Direction
Show every line below where "label" can be found.

Exercise inputs
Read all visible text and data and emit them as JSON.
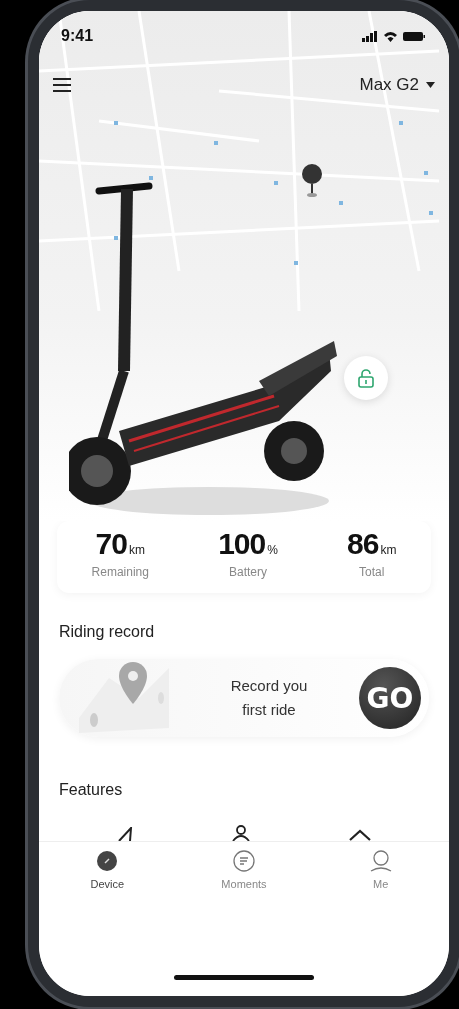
{
  "status_bar": {
    "time": "9:41"
  },
  "header": {
    "device_name": "Max G2"
  },
  "device": {
    "locked": false
  },
  "stats": [
    {
      "value": "70",
      "unit": "km",
      "label": "Remaining"
    },
    {
      "value": "100",
      "unit": "%",
      "label": "Battery"
    },
    {
      "value": "86",
      "unit": "km",
      "label": "Total"
    }
  ],
  "riding_record": {
    "title": "Riding record",
    "prompt": "Record you first ride",
    "button": "GO"
  },
  "features": {
    "title": "Features"
  },
  "tabs": [
    {
      "label": "Device",
      "selected": true
    },
    {
      "label": "Moments",
      "selected": false
    },
    {
      "label": "Me",
      "selected": false
    }
  ]
}
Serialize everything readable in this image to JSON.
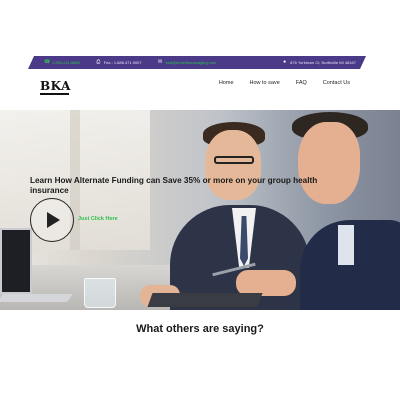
{
  "topbar": {
    "phone": "1.855.241.8880",
    "fax": "Fax.: 1.888.471.9007",
    "email": "bka@benefitsmanaging.com",
    "address": "876 Yorktown Ct, Northville MI 48167",
    "colors": {
      "bar": "#4a3a87",
      "accent": "#2fbf4f"
    },
    "icons": [
      "phone-icon",
      "fax-icon",
      "email-icon",
      "location-pin-icon"
    ]
  },
  "header": {
    "logo": "BKA",
    "nav": [
      "Home",
      "How to save",
      "FAQ",
      "Contact Us"
    ]
  },
  "hero": {
    "title": "Learn How Alternate Funding can Save 35% or more on your group health insurance",
    "cta": "Just Click Here",
    "play_icon": "play-icon"
  },
  "testimonials": {
    "heading": "What others are saying?"
  }
}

Exercise result
      "label": "Remaining"
      "label": "Battery"
      "label": "Total"
      "label": "Device",
      "label": "Moments",
      "label": "Me",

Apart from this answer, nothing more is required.